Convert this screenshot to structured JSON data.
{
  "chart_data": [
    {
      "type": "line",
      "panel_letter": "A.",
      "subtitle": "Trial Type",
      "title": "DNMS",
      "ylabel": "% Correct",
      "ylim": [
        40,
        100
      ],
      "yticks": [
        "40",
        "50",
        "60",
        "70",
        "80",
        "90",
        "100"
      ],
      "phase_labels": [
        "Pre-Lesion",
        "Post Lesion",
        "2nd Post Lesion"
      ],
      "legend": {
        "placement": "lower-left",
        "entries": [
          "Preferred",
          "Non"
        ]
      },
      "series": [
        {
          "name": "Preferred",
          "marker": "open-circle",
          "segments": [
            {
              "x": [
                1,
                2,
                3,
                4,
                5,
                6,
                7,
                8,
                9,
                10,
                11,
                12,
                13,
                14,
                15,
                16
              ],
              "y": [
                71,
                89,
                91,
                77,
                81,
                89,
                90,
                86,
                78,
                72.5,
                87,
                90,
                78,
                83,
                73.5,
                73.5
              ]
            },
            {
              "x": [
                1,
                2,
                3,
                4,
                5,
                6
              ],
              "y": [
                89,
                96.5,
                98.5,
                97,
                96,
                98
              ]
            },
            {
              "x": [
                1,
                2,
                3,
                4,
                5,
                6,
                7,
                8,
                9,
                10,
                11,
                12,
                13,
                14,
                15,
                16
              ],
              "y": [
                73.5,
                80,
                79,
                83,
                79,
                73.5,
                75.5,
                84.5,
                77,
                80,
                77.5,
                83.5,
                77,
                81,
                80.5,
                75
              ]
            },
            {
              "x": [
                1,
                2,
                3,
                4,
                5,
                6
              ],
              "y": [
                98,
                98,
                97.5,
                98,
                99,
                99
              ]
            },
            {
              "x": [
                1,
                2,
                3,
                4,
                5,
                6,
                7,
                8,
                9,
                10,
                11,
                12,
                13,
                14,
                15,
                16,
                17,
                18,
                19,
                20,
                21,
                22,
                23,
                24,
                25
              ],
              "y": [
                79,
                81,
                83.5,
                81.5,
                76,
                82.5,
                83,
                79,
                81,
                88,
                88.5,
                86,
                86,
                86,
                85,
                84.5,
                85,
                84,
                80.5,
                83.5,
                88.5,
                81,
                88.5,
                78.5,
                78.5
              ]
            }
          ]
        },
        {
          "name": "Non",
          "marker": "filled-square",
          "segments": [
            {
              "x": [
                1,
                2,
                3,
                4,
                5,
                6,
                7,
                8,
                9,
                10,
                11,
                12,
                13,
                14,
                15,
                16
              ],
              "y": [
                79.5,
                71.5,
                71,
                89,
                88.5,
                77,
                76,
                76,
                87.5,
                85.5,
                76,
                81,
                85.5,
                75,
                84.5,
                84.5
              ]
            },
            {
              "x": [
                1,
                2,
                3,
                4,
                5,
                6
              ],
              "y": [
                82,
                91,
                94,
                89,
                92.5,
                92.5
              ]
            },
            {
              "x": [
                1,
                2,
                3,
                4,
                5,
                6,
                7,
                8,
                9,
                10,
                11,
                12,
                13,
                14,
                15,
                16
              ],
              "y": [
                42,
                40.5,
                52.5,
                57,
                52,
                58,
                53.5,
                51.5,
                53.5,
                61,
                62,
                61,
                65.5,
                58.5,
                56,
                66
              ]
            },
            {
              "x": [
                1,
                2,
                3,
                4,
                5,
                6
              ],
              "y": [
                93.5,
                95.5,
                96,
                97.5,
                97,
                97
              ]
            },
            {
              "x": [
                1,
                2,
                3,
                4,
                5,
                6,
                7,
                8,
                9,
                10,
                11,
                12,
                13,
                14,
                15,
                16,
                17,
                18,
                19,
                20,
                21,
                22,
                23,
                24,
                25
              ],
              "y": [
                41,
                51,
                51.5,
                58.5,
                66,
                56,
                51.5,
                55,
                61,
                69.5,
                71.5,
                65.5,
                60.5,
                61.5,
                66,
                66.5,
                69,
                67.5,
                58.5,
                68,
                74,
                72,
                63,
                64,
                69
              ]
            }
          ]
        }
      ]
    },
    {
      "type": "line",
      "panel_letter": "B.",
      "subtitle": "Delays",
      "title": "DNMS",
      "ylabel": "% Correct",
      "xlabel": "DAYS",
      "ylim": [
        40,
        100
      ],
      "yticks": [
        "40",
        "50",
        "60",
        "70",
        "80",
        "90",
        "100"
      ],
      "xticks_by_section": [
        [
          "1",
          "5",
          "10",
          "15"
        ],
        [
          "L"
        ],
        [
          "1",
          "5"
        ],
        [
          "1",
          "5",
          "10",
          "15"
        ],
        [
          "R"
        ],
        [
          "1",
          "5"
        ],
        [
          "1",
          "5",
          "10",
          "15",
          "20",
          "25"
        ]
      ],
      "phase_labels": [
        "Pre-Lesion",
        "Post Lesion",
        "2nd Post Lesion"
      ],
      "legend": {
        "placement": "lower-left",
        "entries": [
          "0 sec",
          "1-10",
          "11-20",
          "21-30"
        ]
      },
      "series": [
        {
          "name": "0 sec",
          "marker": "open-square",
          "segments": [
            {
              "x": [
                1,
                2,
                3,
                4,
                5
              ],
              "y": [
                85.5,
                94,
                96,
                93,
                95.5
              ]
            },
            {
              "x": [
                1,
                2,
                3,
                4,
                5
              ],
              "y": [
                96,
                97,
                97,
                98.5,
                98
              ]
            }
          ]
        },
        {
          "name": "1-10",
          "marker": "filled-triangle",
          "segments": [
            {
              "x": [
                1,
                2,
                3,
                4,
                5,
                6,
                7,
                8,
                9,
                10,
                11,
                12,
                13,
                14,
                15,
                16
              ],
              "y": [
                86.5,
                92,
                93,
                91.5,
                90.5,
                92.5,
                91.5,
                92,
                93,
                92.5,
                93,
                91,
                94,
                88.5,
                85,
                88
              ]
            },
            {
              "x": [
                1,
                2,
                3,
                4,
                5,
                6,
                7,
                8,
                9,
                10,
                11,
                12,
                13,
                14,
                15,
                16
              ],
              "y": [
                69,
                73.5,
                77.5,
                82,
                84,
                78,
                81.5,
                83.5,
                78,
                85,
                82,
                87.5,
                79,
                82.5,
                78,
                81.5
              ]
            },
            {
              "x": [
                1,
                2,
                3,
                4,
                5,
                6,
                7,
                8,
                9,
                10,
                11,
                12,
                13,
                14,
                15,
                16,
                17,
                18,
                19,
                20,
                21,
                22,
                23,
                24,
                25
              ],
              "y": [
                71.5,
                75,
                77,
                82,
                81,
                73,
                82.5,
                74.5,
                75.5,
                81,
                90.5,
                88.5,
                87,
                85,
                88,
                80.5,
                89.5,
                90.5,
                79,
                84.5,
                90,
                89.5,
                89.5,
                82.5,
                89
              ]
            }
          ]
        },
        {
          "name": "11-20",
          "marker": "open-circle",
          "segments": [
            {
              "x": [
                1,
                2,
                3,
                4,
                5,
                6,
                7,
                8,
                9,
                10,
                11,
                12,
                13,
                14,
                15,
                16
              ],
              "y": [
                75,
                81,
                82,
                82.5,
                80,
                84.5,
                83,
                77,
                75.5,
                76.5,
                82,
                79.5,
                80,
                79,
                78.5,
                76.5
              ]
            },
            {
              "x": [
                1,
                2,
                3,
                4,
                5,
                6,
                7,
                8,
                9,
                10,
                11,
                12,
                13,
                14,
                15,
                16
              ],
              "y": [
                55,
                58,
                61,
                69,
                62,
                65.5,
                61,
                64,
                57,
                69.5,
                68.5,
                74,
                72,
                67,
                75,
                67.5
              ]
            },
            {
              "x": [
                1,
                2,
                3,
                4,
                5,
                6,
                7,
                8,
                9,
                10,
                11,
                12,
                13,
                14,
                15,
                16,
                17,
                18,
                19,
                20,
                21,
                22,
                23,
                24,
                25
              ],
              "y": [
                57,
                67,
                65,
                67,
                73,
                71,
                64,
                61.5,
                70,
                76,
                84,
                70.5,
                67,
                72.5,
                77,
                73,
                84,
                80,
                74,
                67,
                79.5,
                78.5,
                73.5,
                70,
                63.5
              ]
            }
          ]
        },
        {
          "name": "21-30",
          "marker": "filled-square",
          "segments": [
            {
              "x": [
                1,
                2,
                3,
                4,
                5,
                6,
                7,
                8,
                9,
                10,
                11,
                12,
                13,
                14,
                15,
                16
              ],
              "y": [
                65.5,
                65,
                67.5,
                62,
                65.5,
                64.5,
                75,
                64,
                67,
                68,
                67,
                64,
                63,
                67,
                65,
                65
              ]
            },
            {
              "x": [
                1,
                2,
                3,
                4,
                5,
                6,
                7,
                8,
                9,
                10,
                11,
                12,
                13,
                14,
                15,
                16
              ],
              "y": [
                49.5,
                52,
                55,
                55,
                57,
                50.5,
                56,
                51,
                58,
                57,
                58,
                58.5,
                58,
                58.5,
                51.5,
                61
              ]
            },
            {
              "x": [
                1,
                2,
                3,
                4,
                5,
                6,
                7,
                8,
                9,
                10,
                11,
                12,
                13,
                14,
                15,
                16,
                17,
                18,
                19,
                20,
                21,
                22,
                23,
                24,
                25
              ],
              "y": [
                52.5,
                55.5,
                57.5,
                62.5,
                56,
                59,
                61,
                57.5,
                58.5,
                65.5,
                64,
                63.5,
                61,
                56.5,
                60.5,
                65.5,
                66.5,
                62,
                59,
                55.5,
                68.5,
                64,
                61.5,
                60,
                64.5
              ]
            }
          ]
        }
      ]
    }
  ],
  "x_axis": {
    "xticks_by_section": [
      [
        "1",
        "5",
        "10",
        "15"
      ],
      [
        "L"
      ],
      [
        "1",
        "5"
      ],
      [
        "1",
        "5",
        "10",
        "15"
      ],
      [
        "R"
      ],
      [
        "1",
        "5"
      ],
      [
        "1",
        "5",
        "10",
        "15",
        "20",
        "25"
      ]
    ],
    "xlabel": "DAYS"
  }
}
.....
Locate the lines above that hold the word "name". Show every one of them.

-- Output of the exercise --
          "name": "Preferred",
          "name": "Non",
          "name": "0 sec",
          "name": "1-10",
          "name": "11-20",
          "name": "21-30",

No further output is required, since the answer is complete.